(Data excerpts)
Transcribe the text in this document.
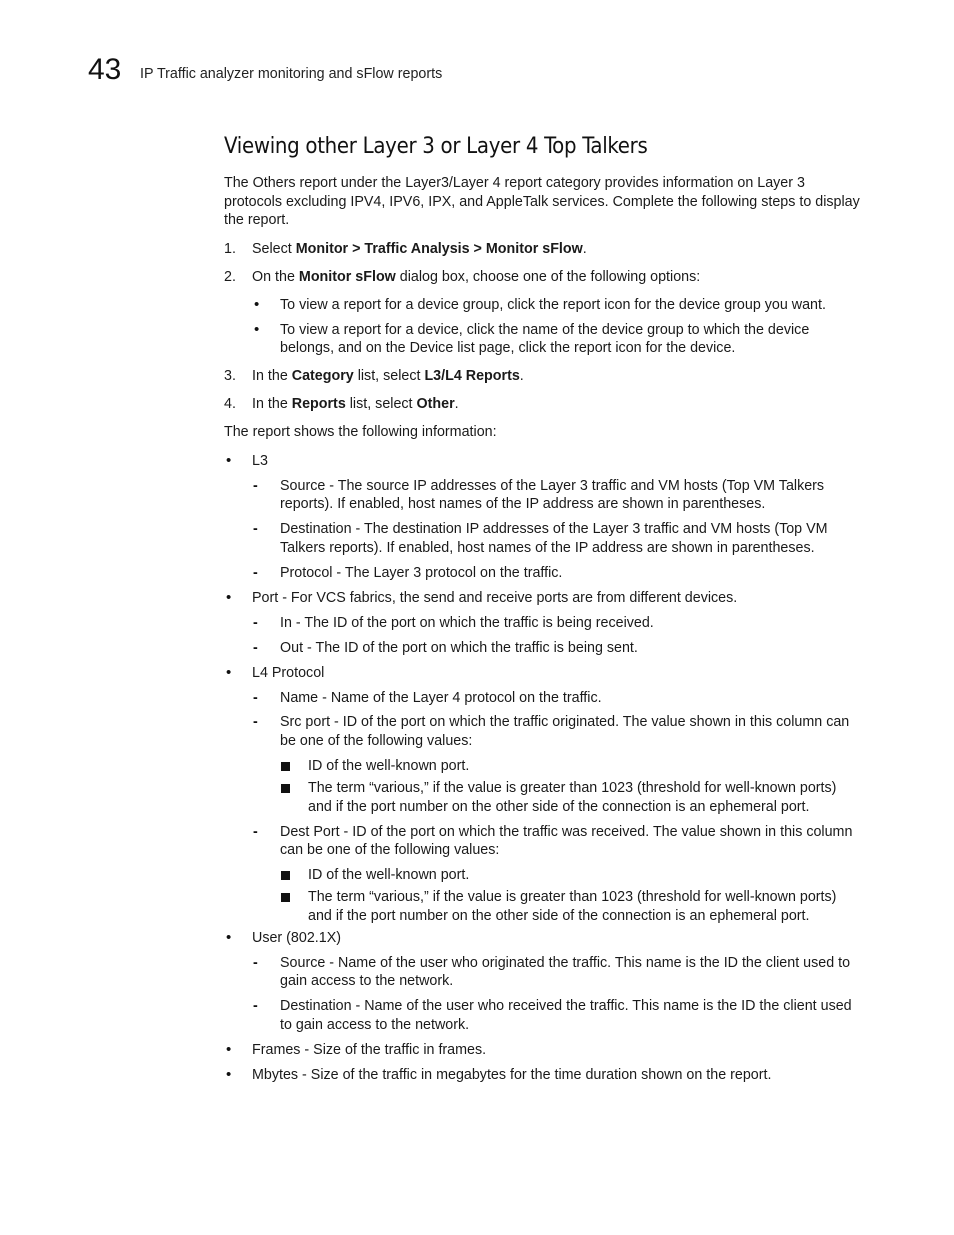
43 IP Traffic analyzer monitoring and sFlow reports
Viewing other Layer 3 or Layer 4 Top Talkers
The Others report under the Layer3/Layer 4 report category provides information on Layer 3
protocols excluding IPV4, IPV6, IPX, and AppleTalk services. Complete the following steps to display
the report.
1. Select Monitor > Traffic Analysis > Monitor sFlow.
2. On the Monitor sFlow dialog box, choose one of the following options:
• To view a report for a device group, click the report icon for the device group you want.
• To view a report for a device, click the name of the device group to which the device
belongs, and on the Device list page, click the report icon for the device.
3. In the Category list, select L3/L4 Reports.
4. In the Reports list, select Other.
The report shows the following information:
• L3
- Source - The source IP addresses of the Layer 3 traffic and VM hosts (Top VM Talkers
reports). If enabled, host names of the IP address are shown in parentheses.
- Destination - The destination IP addresses of the Layer 3 traffic and VM hosts (Top VM
Talkers reports). If enabled, host names of the IP address are shown in parentheses.
- Protocol - The Layer 3 protocol on the traffic.
• Port - For VCS fabrics, the send and receive ports are from different devices.
- In - The ID of the port on which the traffic is being received.
- Out - The ID of the port on which the traffic is being sent.
• L4 Protocol
- Name - Name of the Layer 4 protocol on the traffic.
- Src port - ID of the port on which the traffic originated. The value shown in this column can
be one of the following values:
ID of the well-known port.
The term “various,” if the value is greater than 1023 (threshold for well-known ports)
and if the port number on the other side of the connection is an ephemeral port.
- Dest Port - ID of the port on which the traffic was received. The value shown in this column
can be one of the following values:
ID of the well-known port.
The term “various,” if the value is greater than 1023 (threshold for well-known ports)
and if the port number on the other side of the connection is an ephemeral port.
• User (802.1X)
- Source - Name of the user who originated the traffic. This name is the ID the client used to
gain access to the network.
- Destination - Name of the user who received the traffic. This name is the ID the client used
to gain access to the network.
• Frames - Size of the traffic in frames.
• Mbytes - Size of the traffic in megabytes for the time duration shown on the report.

Task description:
The records above are to be restated exactly, without their pictures.

Solution:
Transcribe the text in this document.
43 IP Traffic analyzer monitoring and sFlow reports
Viewing other Layer 3 or Layer 4 Top Talkers
The Others report under the Layer3/Layer 4 report category provides information on Layer 3
protocols excluding IPV4, IPV6, IPX, and AppleTalk services. Complete the following steps to display
the report.
1. Select Monitor > Traffic Analysis > Monitor sFlow.
2. On the Monitor sFlow dialog box, choose one of the following options:
• To view a report for a device group, click the report icon for the device group you want.
• To view a report for a device, click the name of the device group to which the device
belongs, and on the Device list page, click the report icon for the device.
3. In the Category list, select L3/L4 Reports.
4. In the Reports list, select Other.
The report shows the following information:
• L3
- Source - The source IP addresses of the Layer 3 traffic and VM hosts (Top VM Talkers
reports). If enabled, host names of the IP address are shown in parentheses.
- Destination - The destination IP addresses of the Layer 3 traffic and VM hosts (Top VM
Talkers reports). If enabled, host names of the IP address are shown in parentheses.
- Protocol - The Layer 3 protocol on the traffic.
• Port - For VCS fabrics, the send and receive ports are from different devices.
- In - The ID of the port on which the traffic is being received.
- Out - The ID of the port on which the traffic is being sent.
• L4 Protocol
- Name - Name of the Layer 4 protocol on the traffic.
- Src port - ID of the port on which the traffic originated. The value shown in this column can
be one of the following values:
ID of the well-known port.
The term “various,” if the value is greater than 1023 (threshold for well-known ports)
and if the port number on the other side of the connection is an ephemeral port.
- Dest Port - ID of the port on which the traffic was received. The value shown in this column
can be one of the following values:
ID of the well-known port.
The term “various,” if the value is greater than 1023 (threshold for well-known ports)
and if the port number on the other side of the connection is an ephemeral port.
• User (802.1X)
- Source - Name of the user who originated the traffic. This name is the ID the client used to
gain access to the network.
- Destination - Name of the user who received the traffic. This name is the ID the client used
to gain access to the network.
• Frames - Size of the traffic in frames.
• Mbytes - Size of the traffic in megabytes for the time duration shown on the report.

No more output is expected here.